DIRECTION> Reproduce each line of the material precisely.

↓

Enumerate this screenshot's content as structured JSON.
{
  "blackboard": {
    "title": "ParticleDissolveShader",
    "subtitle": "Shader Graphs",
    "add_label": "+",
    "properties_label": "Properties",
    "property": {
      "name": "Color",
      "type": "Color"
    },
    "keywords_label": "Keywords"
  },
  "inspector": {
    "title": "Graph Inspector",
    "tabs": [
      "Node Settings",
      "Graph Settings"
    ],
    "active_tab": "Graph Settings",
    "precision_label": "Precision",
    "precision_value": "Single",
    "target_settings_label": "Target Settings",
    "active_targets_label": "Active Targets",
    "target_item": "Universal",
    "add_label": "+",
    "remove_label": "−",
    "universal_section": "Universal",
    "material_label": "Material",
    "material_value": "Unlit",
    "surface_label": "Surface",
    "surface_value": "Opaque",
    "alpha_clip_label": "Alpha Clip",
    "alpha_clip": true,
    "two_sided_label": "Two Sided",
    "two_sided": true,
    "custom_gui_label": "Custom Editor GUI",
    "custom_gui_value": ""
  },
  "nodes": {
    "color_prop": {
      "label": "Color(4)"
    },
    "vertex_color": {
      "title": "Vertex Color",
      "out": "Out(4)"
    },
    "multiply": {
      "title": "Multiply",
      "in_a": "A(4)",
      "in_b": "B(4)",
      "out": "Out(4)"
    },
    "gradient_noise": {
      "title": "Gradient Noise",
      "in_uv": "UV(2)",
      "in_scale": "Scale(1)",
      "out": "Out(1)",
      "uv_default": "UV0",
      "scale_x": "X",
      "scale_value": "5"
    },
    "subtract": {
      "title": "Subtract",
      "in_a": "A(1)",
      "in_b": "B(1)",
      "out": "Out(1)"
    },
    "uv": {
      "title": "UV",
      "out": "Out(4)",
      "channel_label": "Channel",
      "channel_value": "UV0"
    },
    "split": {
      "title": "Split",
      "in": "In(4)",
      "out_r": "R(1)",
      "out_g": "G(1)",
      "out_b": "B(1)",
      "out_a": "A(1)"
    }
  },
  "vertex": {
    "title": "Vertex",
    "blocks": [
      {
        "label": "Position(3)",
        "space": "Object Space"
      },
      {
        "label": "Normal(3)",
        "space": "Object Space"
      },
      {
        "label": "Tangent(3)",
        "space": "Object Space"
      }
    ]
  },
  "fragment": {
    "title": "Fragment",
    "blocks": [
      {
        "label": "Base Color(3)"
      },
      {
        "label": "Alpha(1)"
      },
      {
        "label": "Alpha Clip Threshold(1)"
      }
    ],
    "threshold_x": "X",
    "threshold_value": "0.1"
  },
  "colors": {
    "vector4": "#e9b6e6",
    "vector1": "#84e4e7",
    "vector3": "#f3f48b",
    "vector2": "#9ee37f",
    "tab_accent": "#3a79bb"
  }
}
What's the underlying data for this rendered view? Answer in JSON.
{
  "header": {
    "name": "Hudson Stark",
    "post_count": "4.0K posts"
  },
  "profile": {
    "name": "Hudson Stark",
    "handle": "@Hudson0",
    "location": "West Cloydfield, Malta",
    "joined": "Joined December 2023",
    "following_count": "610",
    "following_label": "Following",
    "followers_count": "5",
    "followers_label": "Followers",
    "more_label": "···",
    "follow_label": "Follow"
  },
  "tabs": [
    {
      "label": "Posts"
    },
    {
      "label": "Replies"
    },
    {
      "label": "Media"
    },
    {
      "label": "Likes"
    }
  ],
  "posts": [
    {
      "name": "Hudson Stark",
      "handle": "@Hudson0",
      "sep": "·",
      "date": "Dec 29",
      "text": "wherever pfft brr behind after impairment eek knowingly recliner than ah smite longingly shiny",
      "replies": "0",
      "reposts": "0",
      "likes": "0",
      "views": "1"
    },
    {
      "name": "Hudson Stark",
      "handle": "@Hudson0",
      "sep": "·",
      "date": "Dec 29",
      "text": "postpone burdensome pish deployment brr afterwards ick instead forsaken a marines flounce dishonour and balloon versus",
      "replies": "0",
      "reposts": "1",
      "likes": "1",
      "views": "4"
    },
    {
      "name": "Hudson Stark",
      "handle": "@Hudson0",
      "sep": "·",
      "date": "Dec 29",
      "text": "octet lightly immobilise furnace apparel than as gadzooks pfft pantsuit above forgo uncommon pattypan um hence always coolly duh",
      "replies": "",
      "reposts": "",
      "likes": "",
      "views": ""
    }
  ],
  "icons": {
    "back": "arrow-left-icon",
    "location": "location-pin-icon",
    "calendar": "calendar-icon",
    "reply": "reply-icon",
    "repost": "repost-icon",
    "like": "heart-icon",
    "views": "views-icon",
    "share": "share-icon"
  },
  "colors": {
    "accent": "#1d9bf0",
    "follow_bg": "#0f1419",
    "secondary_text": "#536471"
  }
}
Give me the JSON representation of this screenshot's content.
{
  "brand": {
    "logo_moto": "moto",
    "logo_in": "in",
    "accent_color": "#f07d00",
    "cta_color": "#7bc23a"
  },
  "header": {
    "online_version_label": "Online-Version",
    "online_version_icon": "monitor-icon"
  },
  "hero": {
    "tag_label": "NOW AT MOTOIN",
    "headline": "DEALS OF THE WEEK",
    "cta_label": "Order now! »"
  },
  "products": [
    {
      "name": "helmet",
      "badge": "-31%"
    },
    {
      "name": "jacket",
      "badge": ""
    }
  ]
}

↑

RESULT BELOW>
Enumerate this screenshot's content as structured JSON.
{
  "blackboard": {
    "title": "ParticleDissolveShader",
    "subtitle": "Shader Graphs",
    "add_label": "+",
    "properties_label": "Properties",
    "property": {
      "name": "Color",
      "type": "Color"
    },
    "keywords_label": "Keywords"
  },
  "inspector": {
    "title": "Graph Inspector",
    "tabs": [
      "Node Settings",
      "Graph Settings"
    ],
    "active_tab": "Graph Settings",
    "precision_label": "Precision",
    "precision_value": "Single",
    "target_settings_label": "Target Settings",
    "active_targets_label": "Active Targets",
    "target_item": "Universal",
    "add_label": "+",
    "remove_label": "−",
    "universal_section": "Universal",
    "material_label": "Material",
    "material_value": "Unlit",
    "surface_label": "Surface",
    "surface_value": "Opaque",
    "alpha_clip_label": "Alpha Clip",
    "alpha_clip": true,
    "two_sided_label": "Two Sided",
    "two_sided": true,
    "custom_gui_label": "Custom Editor GUI",
    "custom_gui_value": ""
  },
  "nodes": {
    "color_prop": {
      "label": "Color(4)"
    },
    "vertex_color": {
      "title": "Vertex Color",
      "out": "Out(4)"
    },
    "multiply": {
      "title": "Multiply",
      "in_a": "A(4)",
      "in_b": "B(4)",
      "out": "Out(4)"
    },
    "gradient_noise": {
      "title": "Gradient Noise",
      "in_uv": "UV(2)",
      "in_scale": "Scale(1)",
      "out": "Out(1)",
      "uv_default": "UV0",
      "scale_x": "X",
      "scale_value": "5"
    },
    "subtract": {
      "title": "Subtract",
      "in_a": "A(1)",
      "in_b": "B(1)",
      "out": "Out(1)"
    },
    "uv": {
      "title": "UV",
      "out": "Out(4)",
      "channel_label": "Channel",
      "channel_value": "UV0"
    },
    "split": {
      "title": "Split",
      "in": "In(4)",
      "out_r": "R(1)",
      "out_g": "G(1)",
      "out_b": "B(1)",
      "out_a": "A(1)"
    }
  },
  "vertex": {
    "title": "Vertex",
    "blocks": [
      {
        "label": "Position(3)",
        "space": "Object Space"
      },
      {
        "label": "Normal(3)",
        "space": "Object Space"
      },
      {
        "label": "Tangent(3)",
        "space": "Object Space"
      }
    ]
  },
  "fragment": {
    "title": "Fragment",
    "blocks": [
      {
        "label": "Base Color(3)"
      },
      {
        "label": "Alpha(1)"
      },
      {
        "label": "Alpha Clip Threshold(1)"
      }
    ],
    "threshold_x": "X",
    "threshold_value": "0.1"
  },
  "colors": {
    "vector4": "#e9b6e6",
    "vector1": "#84e4e7",
    "vector3": "#f3f48b",
    "vector2": "#9ee37f",
    "tab_accent": "#3a79bb"
  }
}
What's the underlying data for this rendered view? Answer in JSON.
{
  "header": {
    "name": "Hudson Stark",
    "post_count": "4.0K posts"
  },
  "profile": {
    "name": "Hudson Stark",
    "handle": "@Hudson0",
    "location": "West Cloydfield, Malta",
    "joined": "Joined December 2023",
    "following_count": "610",
    "following_label": "Following",
    "followers_count": "5",
    "followers_label": "Followers",
    "more_label": "···",
    "follow_label": "Follow"
  },
  "tabs": [
    {
      "label": "Posts"
    },
    {
      "label": "Replies"
    },
    {
      "label": "Media"
    },
    {
      "label": "Likes"
    }
  ],
  "posts": [
    {
      "name": "Hudson Stark",
      "handle": "@Hudson0",
      "sep": "·",
      "date": "Dec 29",
      "text": "wherever pfft brr behind after impairment eek knowingly recliner than ah smite longingly shiny",
      "replies": "0",
      "reposts": "0",
      "likes": "0",
      "views": "1"
    },
    {
      "name": "Hudson Stark",
      "handle": "@Hudson0",
      "sep": "·",
      "date": "Dec 29",
      "text": "postpone burdensome pish deployment brr afterwards ick instead forsaken a marines flounce dishonour and balloon versus",
      "replies": "0",
      "reposts": "1",
      "likes": "1",
      "views": "4"
    },
    {
      "name": "Hudson Stark",
      "handle": "@Hudson0",
      "sep": "·",
      "date": "Dec 29",
      "text": "octet lightly immobilise furnace apparel than as gadzooks pfft pantsuit above forgo uncommon pattypan um hence always coolly duh",
      "replies": "",
      "reposts": "",
      "likes": "",
      "views": ""
    }
  ],
  "icons": {
    "back": "arrow-left-icon",
    "location": "location-pin-icon",
    "calendar": "calendar-icon",
    "reply": "reply-icon",
    "repost": "repost-icon",
    "like": "heart-icon",
    "views": "views-icon",
    "share": "share-icon"
  },
  "colors": {
    "accent": "#1d9bf0",
    "follow_bg": "#0f1419",
    "secondary_text": "#536471"
  }
}
Give me the JSON representation of this screenshot's content.
{
  "brand": {
    "logo_moto": "moto",
    "logo_in": "in",
    "accent_color": "#f07d00",
    "cta_color": "#7bc23a"
  },
  "header": {
    "online_version_label": "Online-Version",
    "online_version_icon": "monitor-icon"
  },
  "hero": {
    "tag_label": "NOW AT MOTOIN",
    "headline": "DEALS OF THE WEEK",
    "cta_label": "Order now! »"
  },
  "products": [
    {
      "name": "helmet",
      "badge": "-31%"
    },
    {
      "name": "jacket",
      "badge": ""
    }
  ]
}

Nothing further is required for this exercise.